● EXERCISE BRIEF
Count the lines that hold the string "content". Reply with the number alone.
BEGIN MATERIAL SHOWN
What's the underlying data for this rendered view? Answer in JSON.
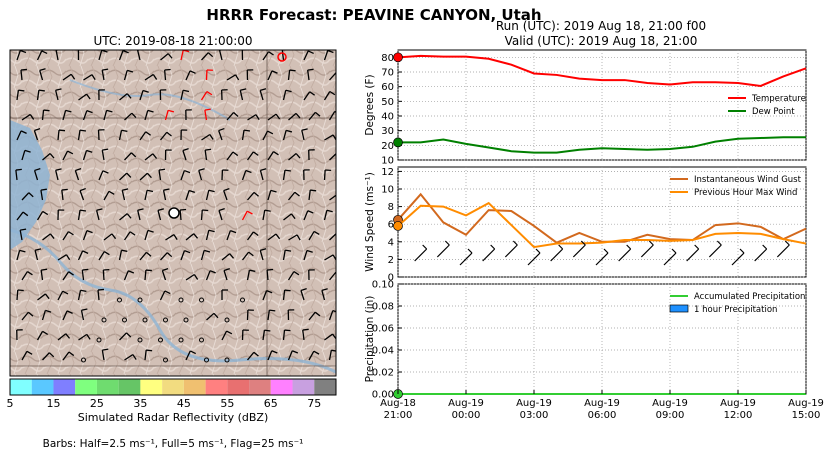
{
  "figure": {
    "title": "HRRR Forecast: PEAVINE CANYON, Utah",
    "map_title": "UTC: 2019-08-18 21:00:00",
    "run_label": "Run (UTC): 2019 Aug 18, 21:00 f00",
    "valid_label": "Valid (UTC): 2019 Aug 18, 21:00",
    "barbs_note": "Barbs: Half=2.5 ms⁻¹, Full=5 ms⁻¹, Flag=25 ms⁻¹"
  },
  "colorbar": {
    "label": "Simulated Radar Reflectivity (dBZ)",
    "ticks": [
      "5",
      "15",
      "25",
      "35",
      "45",
      "55",
      "65",
      "75"
    ],
    "colors": [
      "#80ffff",
      "#5ac8ff",
      "#7f7fff",
      "#7fff7f",
      "#6fdc6f",
      "#66c566",
      "#ffff80",
      "#f2dc80",
      "#f0c070",
      "#ff8080",
      "#e87070",
      "#de8080",
      "#ff80ff",
      "#c8a0e0",
      "#808080"
    ]
  },
  "colors": {
    "temperature": "#ff0000",
    "dew_point": "#008000",
    "gust": "#d2691e",
    "max_wind": "#ff8c00",
    "accum_precip": "#32cd32",
    "hourly_precip": "#1e90ff"
  },
  "chart_data": [
    {
      "type": "line",
      "panel": "temperature",
      "ylabel": "Degrees (F)",
      "ylim": [
        10,
        85
      ],
      "yticks": [
        "10",
        "20",
        "30",
        "40",
        "50",
        "60",
        "70",
        "80"
      ],
      "x_hours_after_start": [
        0,
        1,
        2,
        3,
        4,
        5,
        6,
        7,
        8,
        9,
        10,
        11,
        12,
        13,
        14,
        15,
        16,
        17,
        18
      ],
      "series": [
        {
          "name": "Temperature",
          "values": [
            80,
            81,
            80.5,
            80.5,
            79,
            75,
            69,
            68,
            65.5,
            64.5,
            64.5,
            62.5,
            61.5,
            63,
            63,
            62.5,
            60.5,
            67,
            72.5
          ]
        },
        {
          "name": "Dew Point",
          "values": [
            22,
            22,
            24,
            21,
            18.5,
            16,
            15,
            15,
            17,
            18,
            17.5,
            17,
            17.5,
            19,
            22.5,
            24.5,
            25,
            25.5,
            25.5
          ]
        }
      ],
      "legend": "right",
      "grid": true
    },
    {
      "type": "line",
      "panel": "wind",
      "ylabel": "Wind Speed  (ms⁻¹)",
      "ylim": [
        0,
        12.5
      ],
      "yticks": [
        "0",
        "2",
        "4",
        "6",
        "8",
        "10",
        "12"
      ],
      "x_hours_after_start": [
        0,
        1,
        2,
        3,
        4,
        5,
        6,
        7,
        8,
        9,
        10,
        11,
        12,
        13,
        14,
        15,
        16,
        17,
        18
      ],
      "series": [
        {
          "name": "Instantaneous Wind Gust",
          "values": [
            6.5,
            9.4,
            6.2,
            4.8,
            7.6,
            7.5,
            5.8,
            3.9,
            5,
            4,
            4,
            4.8,
            4.3,
            4.2,
            5.9,
            6.1,
            5.7,
            4.3,
            5.5
          ]
        },
        {
          "name": "Previous Hour Max Wind",
          "values": [
            5.8,
            8.1,
            8,
            7,
            8.4,
            5.9,
            3.4,
            3.8,
            3.8,
            3.9,
            4.2,
            4.2,
            4.1,
            4.2,
            4.9,
            5,
            4.9,
            4.3,
            3.8
          ]
        }
      ],
      "legend": "top-right",
      "grid": true
    },
    {
      "type": "line",
      "panel": "precipitation",
      "ylabel": "Precipitation (in)",
      "xlabel_ticks": [
        {
          "line1": "Aug-18",
          "line2": "21:00"
        },
        {
          "line1": "Aug-19",
          "line2": "00:00"
        },
        {
          "line1": "Aug-19",
          "line2": "03:00"
        },
        {
          "line1": "Aug-19",
          "line2": "06:00"
        },
        {
          "line1": "Aug-19",
          "line2": "09:00"
        },
        {
          "line1": "Aug-19",
          "line2": "12:00"
        },
        {
          "line1": "Aug-19",
          "line2": "15:00"
        }
      ],
      "ylim": [
        0,
        0.1
      ],
      "yticks": [
        "0.00",
        "0.02",
        "0.04",
        "0.06",
        "0.08",
        "0.10"
      ],
      "x_hours_after_start": [
        0,
        1,
        2,
        3,
        4,
        5,
        6,
        7,
        8,
        9,
        10,
        11,
        12,
        13,
        14,
        15,
        16,
        17,
        18
      ],
      "series": [
        {
          "name": "Accumulated Precipitation",
          "values": [
            0,
            0,
            0,
            0,
            0,
            0,
            0,
            0,
            0,
            0,
            0,
            0,
            0,
            0,
            0,
            0,
            0,
            0,
            0
          ]
        },
        {
          "name": "1 hour Precipitation",
          "values": [
            0,
            0,
            0,
            0,
            0,
            0,
            0,
            0,
            0,
            0,
            0,
            0,
            0,
            0,
            0,
            0,
            0,
            0,
            0
          ]
        }
      ],
      "legend": "top-right",
      "grid": true
    }
  ]
}
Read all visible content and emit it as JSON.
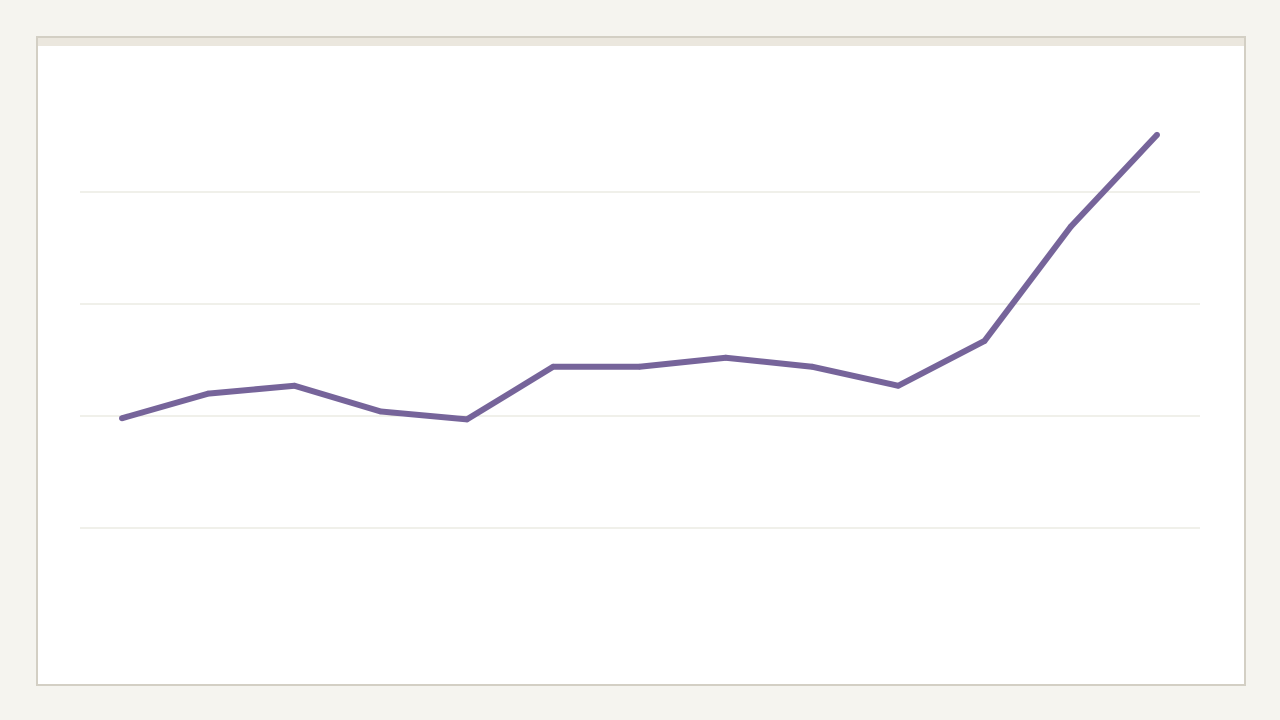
{
  "chart_data": {
    "type": "line",
    "title": "",
    "xlabel": "",
    "ylabel": "",
    "x": [
      1,
      2,
      3,
      4,
      5,
      6,
      7,
      8,
      9,
      10,
      11,
      12,
      13
    ],
    "series": [
      {
        "values": [
          1.98,
          2.2,
          2.27,
          2.04,
          1.97,
          2.44,
          2.44,
          2.52,
          2.44,
          2.27,
          2.67,
          3.69,
          4.51
        ]
      }
    ],
    "ylim": [
      0,
      5
    ],
    "gridlines": [
      1,
      2,
      3,
      4
    ],
    "grid": true,
    "legend": "none",
    "colors": {
      "line": "#76649a",
      "grid": "#e2e0d4",
      "background": "#ffffff",
      "page": "#f5f4ef",
      "border": "#d3cfc4"
    }
  }
}
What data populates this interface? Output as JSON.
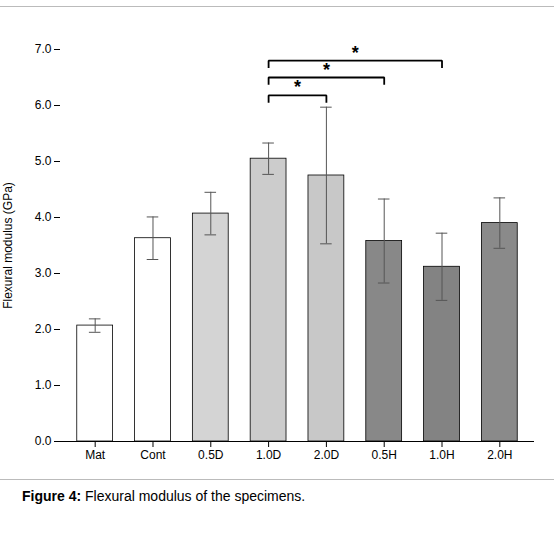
{
  "chart_data": {
    "type": "bar",
    "categories": [
      "Mat",
      "Cont",
      "0.5D",
      "1.0D",
      "2.0D",
      "0.5H",
      "1.0H",
      "2.0H"
    ],
    "values": [
      2.07,
      3.63,
      4.07,
      5.05,
      4.75,
      3.58,
      3.12,
      3.9
    ],
    "errors": [
      0.12,
      0.38,
      0.38,
      0.28,
      1.22,
      0.75,
      0.6,
      0.45
    ],
    "colors": [
      "#ffffff",
      "#ffffff",
      "#d4d4d4",
      "#cccccc",
      "#c8c8c8",
      "#888888",
      "#838383",
      "#8a8a8a"
    ],
    "ylabel": "Flexural modulus (GPa)",
    "ylim": [
      0,
      7
    ],
    "yticks": [
      0,
      1,
      2,
      3,
      4,
      5,
      6,
      7
    ],
    "grid": false,
    "annotations": [
      {
        "x1": "1.0D",
        "x2": "2.0D",
        "y": 6.18,
        "drop": 0.13,
        "label": "*"
      },
      {
        "x1": "1.0D",
        "x2": "0.5H",
        "y": 6.5,
        "drop": 0.13,
        "label": "*"
      },
      {
        "x1": "1.0D",
        "x2": "1.0H",
        "y": 6.8,
        "drop": 0.13,
        "label": "*"
      }
    ],
    "caption_label": "Figure 4:",
    "caption": "Flexural modulus of the specimens."
  }
}
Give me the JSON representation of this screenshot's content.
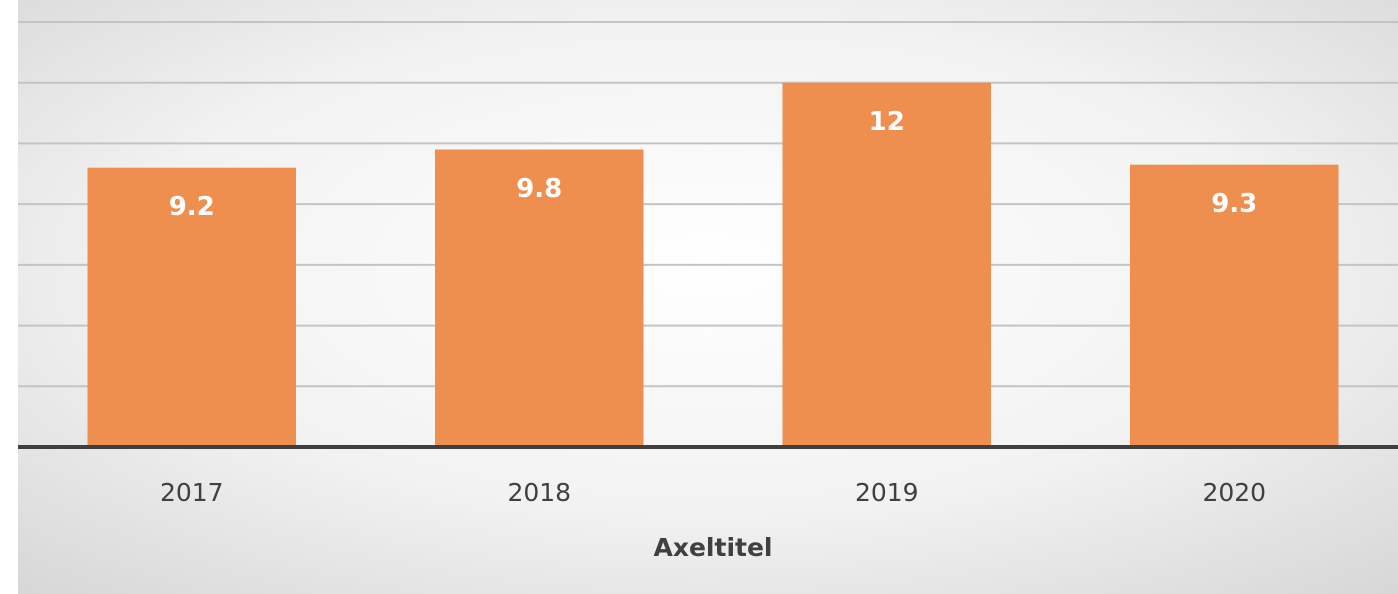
{
  "chart_data": {
    "type": "bar",
    "x_label": "Axeltitel",
    "categories": [
      "2017",
      "2018",
      "2019",
      "2020"
    ],
    "values": [
      9.2,
      9.8,
      12,
      9.3
    ],
    "color": "#ee8f50",
    "ylim": [
      0,
      14
    ],
    "yticks": [
      0,
      2,
      4,
      6,
      8,
      10,
      12,
      14
    ],
    "grid": true
  }
}
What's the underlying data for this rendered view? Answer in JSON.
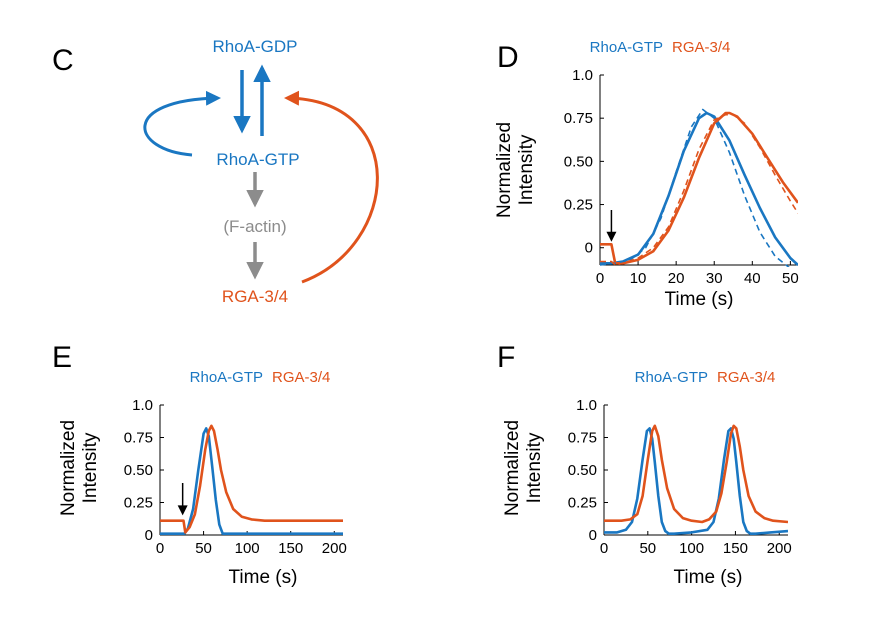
{
  "colors": {
    "rho": "#1a77c2",
    "rga": "#e0531c",
    "factin": "#8c8c8c",
    "axis": "#000000"
  },
  "panels": {
    "c": {
      "letter": "C"
    },
    "d": {
      "letter": "D"
    },
    "e": {
      "letter": "E"
    },
    "f": {
      "letter": "F"
    }
  },
  "diagram": {
    "nodes": {
      "rhoa_gdp": "RhoA-GDP",
      "rhoa_gtp": "RhoA-GTP",
      "factin": "(F-actin)",
      "rga": "RGA-3/4"
    }
  },
  "chart_data": [
    {
      "panel": "D",
      "type": "line",
      "xlabel": "Time (s)",
      "ylabel_line1": "Normalized",
      "ylabel_line2": "Intensity",
      "xlim": [
        0,
        52
      ],
      "ylim": [
        -0.1,
        1.0
      ],
      "xticks": [
        0,
        10,
        20,
        30,
        40,
        50
      ],
      "yticks": [
        0,
        0.25,
        0.5,
        0.75,
        1.0
      ],
      "ytick_labels": [
        "0",
        "0.25",
        "0.50",
        "0.75",
        "1.0"
      ],
      "legend": [
        "RhoA-GTP",
        "RGA-3/4"
      ],
      "arrow_x": 3,
      "series": [
        {
          "name": "RhoA-GTP",
          "color": "rho",
          "dashed": false,
          "x": [
            0,
            3,
            6,
            10,
            14,
            18,
            22,
            26,
            28,
            30,
            34,
            38,
            42,
            46,
            50,
            52
          ],
          "y": [
            -0.09,
            -0.09,
            -0.08,
            -0.04,
            0.08,
            0.3,
            0.56,
            0.75,
            0.78,
            0.76,
            0.62,
            0.42,
            0.23,
            0.06,
            -0.06,
            -0.1
          ]
        },
        {
          "name": "RGA-3/4",
          "color": "rga",
          "dashed": false,
          "x": [
            0,
            3,
            4,
            6,
            10,
            14,
            18,
            22,
            26,
            30,
            33,
            34,
            36,
            40,
            44,
            48,
            52
          ],
          "y": [
            0.02,
            0.02,
            -0.09,
            -0.09,
            -0.07,
            -0.02,
            0.1,
            0.29,
            0.52,
            0.72,
            0.78,
            0.78,
            0.76,
            0.66,
            0.52,
            0.38,
            0.26
          ]
        },
        {
          "name": "RhoA-GTP data",
          "color": "rho",
          "dashed": true,
          "x": [
            0,
            4,
            8,
            12,
            16,
            20,
            24,
            27,
            30,
            34,
            38,
            42,
            46,
            50,
            52
          ],
          "y": [
            -0.1,
            -0.09,
            -0.07,
            0.0,
            0.17,
            0.44,
            0.7,
            0.8,
            0.75,
            0.55,
            0.3,
            0.09,
            -0.05,
            -0.12,
            -0.13
          ]
        },
        {
          "name": "RGA-3/4 data",
          "color": "rga",
          "dashed": true,
          "x": [
            0,
            3,
            4,
            6,
            10,
            14,
            18,
            22,
            26,
            30,
            33,
            35,
            38,
            42,
            46,
            50,
            52
          ],
          "y": [
            -0.08,
            -0.08,
            -0.1,
            -0.09,
            -0.06,
            0.0,
            0.12,
            0.33,
            0.57,
            0.74,
            0.77,
            0.77,
            0.72,
            0.58,
            0.42,
            0.27,
            0.2
          ]
        }
      ]
    },
    {
      "panel": "E",
      "type": "line",
      "xlabel": "Time (s)",
      "ylabel_line1": "Normalized",
      "ylabel_line2": "Intensity",
      "xlim": [
        0,
        210
      ],
      "ylim": [
        0,
        1.0
      ],
      "xticks": [
        0,
        50,
        100,
        150,
        200
      ],
      "yticks": [
        0,
        0.25,
        0.5,
        0.75,
        1.0
      ],
      "ytick_labels": [
        "0",
        "0.25",
        "0.50",
        "0.75",
        "1.0"
      ],
      "legend": [
        "RhoA-GTP",
        "RGA-3/4"
      ],
      "arrow_x": 26,
      "series": [
        {
          "name": "RhoA-GTP",
          "color": "rho",
          "dashed": false,
          "x": [
            0,
            28,
            32,
            38,
            44,
            50,
            53,
            56,
            60,
            64,
            68,
            72,
            80,
            120,
            210
          ],
          "y": [
            0.01,
            0.01,
            0.05,
            0.2,
            0.5,
            0.78,
            0.82,
            0.76,
            0.52,
            0.27,
            0.08,
            0.01,
            0.01,
            0.01,
            0.01
          ]
        },
        {
          "name": "RGA-3/4",
          "color": "rga",
          "dashed": false,
          "x": [
            0,
            27,
            29,
            34,
            40,
            46,
            52,
            56,
            59,
            62,
            66,
            70,
            76,
            84,
            94,
            105,
            120,
            150,
            210
          ],
          "y": [
            0.11,
            0.11,
            0.02,
            0.06,
            0.16,
            0.38,
            0.66,
            0.8,
            0.84,
            0.8,
            0.66,
            0.5,
            0.33,
            0.2,
            0.14,
            0.12,
            0.11,
            0.11,
            0.11
          ]
        }
      ]
    },
    {
      "panel": "F",
      "type": "line",
      "xlabel": "Time (s)",
      "ylabel_line1": "Normalized",
      "ylabel_line2": "Intensity",
      "xlim": [
        0,
        210
      ],
      "ylim": [
        0,
        1.0
      ],
      "xticks": [
        0,
        50,
        100,
        150,
        200
      ],
      "yticks": [
        0,
        0.25,
        0.5,
        0.75,
        1.0
      ],
      "ytick_labels": [
        "0",
        "0.25",
        "0.50",
        "0.75",
        "1.0"
      ],
      "legend": [
        "RhoA-GTP",
        "RGA-3/4"
      ],
      "series": [
        {
          "name": "RhoA-GTP",
          "color": "rho",
          "dashed": false,
          "x": [
            0,
            15,
            25,
            32,
            38,
            44,
            49,
            52,
            55,
            58,
            62,
            66,
            70,
            74,
            80,
            100,
            118,
            125,
            131,
            137,
            142,
            145,
            148,
            151,
            155,
            159,
            163,
            167,
            173,
            190,
            210
          ],
          "y": [
            0.02,
            0.02,
            0.04,
            0.1,
            0.28,
            0.58,
            0.8,
            0.82,
            0.74,
            0.56,
            0.3,
            0.1,
            0.03,
            0.01,
            0.01,
            0.02,
            0.04,
            0.1,
            0.28,
            0.58,
            0.8,
            0.82,
            0.74,
            0.56,
            0.3,
            0.1,
            0.03,
            0.01,
            0.01,
            0.02,
            0.03
          ]
        },
        {
          "name": "RGA-3/4",
          "color": "rga",
          "dashed": false,
          "x": [
            0,
            20,
            30,
            38,
            44,
            50,
            55,
            58,
            62,
            66,
            72,
            80,
            90,
            100,
            112,
            120,
            128,
            134,
            140,
            145,
            148,
            151,
            155,
            159,
            165,
            173,
            183,
            193,
            210
          ],
          "y": [
            0.11,
            0.11,
            0.12,
            0.16,
            0.3,
            0.58,
            0.8,
            0.84,
            0.76,
            0.58,
            0.36,
            0.2,
            0.13,
            0.11,
            0.1,
            0.12,
            0.18,
            0.32,
            0.56,
            0.78,
            0.84,
            0.82,
            0.68,
            0.5,
            0.3,
            0.18,
            0.13,
            0.11,
            0.1
          ]
        }
      ]
    }
  ]
}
END MATERIAL SHOWN
● TASK SOLUTION
2